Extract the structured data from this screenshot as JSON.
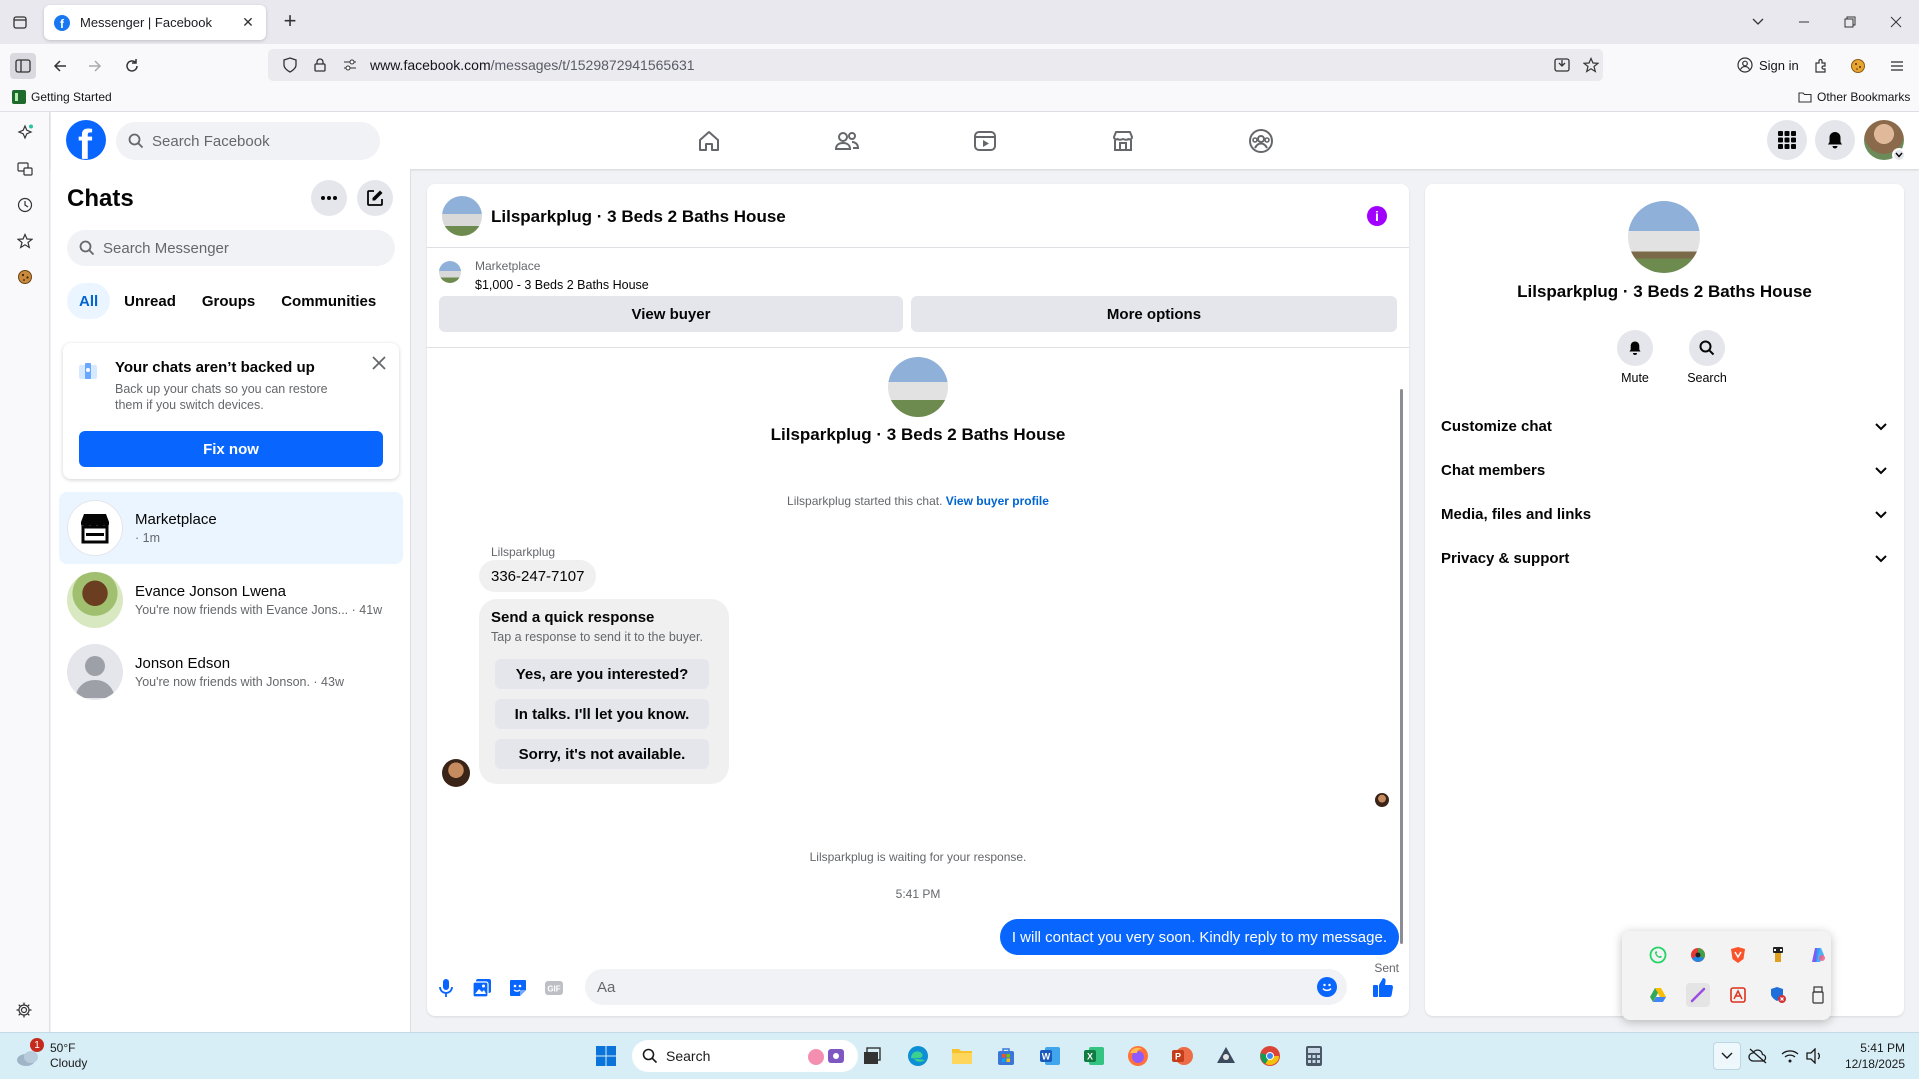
{
  "browser": {
    "tab_title": "Messenger | Facebook",
    "url_host": "www.facebook.com",
    "url_path": "/messages/t/1529872941565631",
    "signin_label": "Sign in",
    "bookmark_getting_started": "Getting Started",
    "bookmark_other": "Other Bookmarks"
  },
  "fb": {
    "logo": "f",
    "search_placeholder": "Search Facebook",
    "nav_icons": [
      "home-icon",
      "friends-icon",
      "video-icon",
      "marketplace-icon",
      "groups-icon"
    ]
  },
  "chats": {
    "title": "Chats",
    "search_placeholder": "Search Messenger",
    "filters": [
      "All",
      "Unread",
      "Groups",
      "Communities"
    ],
    "active_filter": "All",
    "backup": {
      "title": "Your chats aren’t backed up",
      "description": "Back up your chats so you can restore them if you switch devices.",
      "button": "Fix now"
    },
    "conversations": [
      {
        "name": "Marketplace",
        "snippet": "· 1m"
      },
      {
        "name": "Evance Jonson Lwena",
        "snippet": "You're now friends with Evance Jons... · 41w"
      },
      {
        "name": "Jonson Edson",
        "snippet": "You're now friends with Jonson. · 43w"
      }
    ]
  },
  "conversation": {
    "title": "Lilsparkplug · 3 Beds 2 Baths House",
    "marketplace_label": "Marketplace",
    "listing": "$1,000 - 3 Beds 2 Baths House",
    "view_buyer": "View buyer",
    "more_options": "More options",
    "started_text": "Lilsparkplug started this chat.",
    "view_buyer_profile": "View buyer profile",
    "sender": "Lilsparkplug",
    "phone": "336-247-7107",
    "quick_title": "Send a quick response",
    "quick_desc": "Tap a response to send it to the buyer.",
    "quick_responses": [
      "Yes, are you interested?",
      "In talks. I'll let you know.",
      "Sorry, it's not available."
    ],
    "waiting": "Lilsparkplug is waiting for your response.",
    "time": "5:41 PM",
    "my_message": "I will contact you very soon. Kindly reply to my message.",
    "sent": "Sent",
    "input_placeholder": "Aa"
  },
  "details": {
    "name": "Lilsparkplug · 3 Beds 2 Baths House",
    "actions": [
      "Mute",
      "Search"
    ],
    "sections": [
      "Customize chat",
      "Chat members",
      "Media, files and links",
      "Privacy & support"
    ]
  },
  "taskbar": {
    "weather_temp": "50°F",
    "weather_desc": "Cloudy",
    "weather_badge": "1",
    "search_label": "Search",
    "time": "5:41 PM",
    "date": "12/18/2025"
  },
  "colors": {
    "fb_blue": "#0866ff",
    "accent_purple": "#a100ff",
    "active_chat_bg": "#ebf5ff"
  }
}
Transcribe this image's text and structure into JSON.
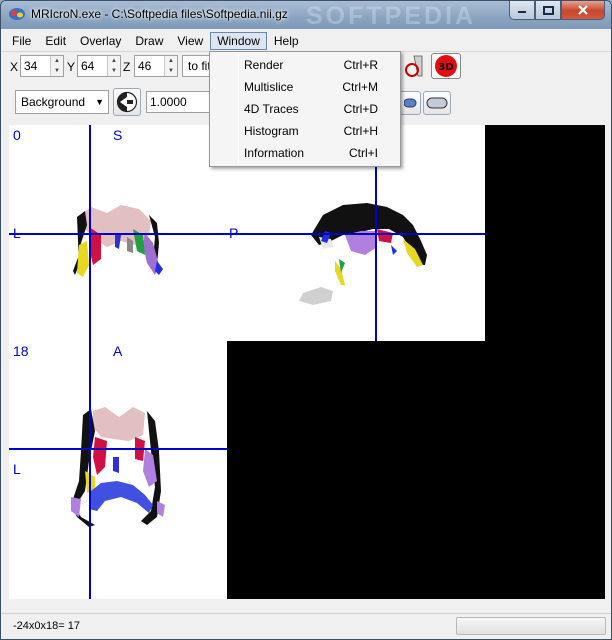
{
  "window": {
    "title": "MRIcroN.exe - C:\\Softpedia files\\Softpedia.nii.gz",
    "watermark": "SOFTPEDIA"
  },
  "menubar": {
    "items": [
      "File",
      "Edit",
      "Overlay",
      "Draw",
      "View",
      "Window",
      "Help"
    ]
  },
  "toolbar1": {
    "x_label": "X",
    "x_value": "34",
    "y_label": "Y",
    "y_value": "64",
    "z_label": "Z",
    "z_value": "46",
    "zoom_value": "to fit",
    "render3d_label": "3D"
  },
  "toolbar2": {
    "layer_select": "Background",
    "opacity_value": "1.0000"
  },
  "window_menu": {
    "items": [
      {
        "label": "Render",
        "shortcut": "Ctrl+R"
      },
      {
        "label": "Multislice",
        "shortcut": "Ctrl+M"
      },
      {
        "label": "4D Traces",
        "shortcut": "Ctrl+D"
      },
      {
        "label": "Histogram",
        "shortcut": "Ctrl+H"
      },
      {
        "label": "Information",
        "shortcut": "Ctrl+I"
      }
    ]
  },
  "viewer": {
    "panel1": {
      "slice": "0",
      "top_label": "S",
      "left_label": "L",
      "right_label": "P"
    },
    "panel3": {
      "slice": "18",
      "top_label": "A",
      "left_label": "L"
    },
    "crosshair_color": "#0000cc"
  },
  "statusbar": {
    "text": "-24x0x18= 17"
  }
}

WHAT IS BEING ASKED:
Output only the lines from the one that contains "Transcribe this image's" to the end of the entries above, both end lines included, and drop the pictures.

PROBLEM SOLUTION:
Transcribe this image's text and structure into JSON.
{
  "window": {
    "title": "MRIcroN.exe - C:\\Softpedia files\\Softpedia.nii.gz",
    "watermark": "SOFTPEDIA"
  },
  "menubar": {
    "items": [
      "File",
      "Edit",
      "Overlay",
      "Draw",
      "View",
      "Window",
      "Help"
    ]
  },
  "toolbar1": {
    "x_label": "X",
    "x_value": "34",
    "y_label": "Y",
    "y_value": "64",
    "z_label": "Z",
    "z_value": "46",
    "zoom_value": "to fit",
    "render3d_label": "3D"
  },
  "toolbar2": {
    "layer_select": "Background",
    "opacity_value": "1.0000"
  },
  "window_menu": {
    "items": [
      {
        "label": "Render",
        "shortcut": "Ctrl+R"
      },
      {
        "label": "Multislice",
        "shortcut": "Ctrl+M"
      },
      {
        "label": "4D Traces",
        "shortcut": "Ctrl+D"
      },
      {
        "label": "Histogram",
        "shortcut": "Ctrl+H"
      },
      {
        "label": "Information",
        "shortcut": "Ctrl+I"
      }
    ]
  },
  "viewer": {
    "panel1": {
      "slice": "0",
      "top_label": "S",
      "left_label": "L",
      "right_label": "P"
    },
    "panel3": {
      "slice": "18",
      "top_label": "A",
      "left_label": "L"
    },
    "crosshair_color": "#0000cc"
  },
  "statusbar": {
    "text": "-24x0x18= 17"
  }
}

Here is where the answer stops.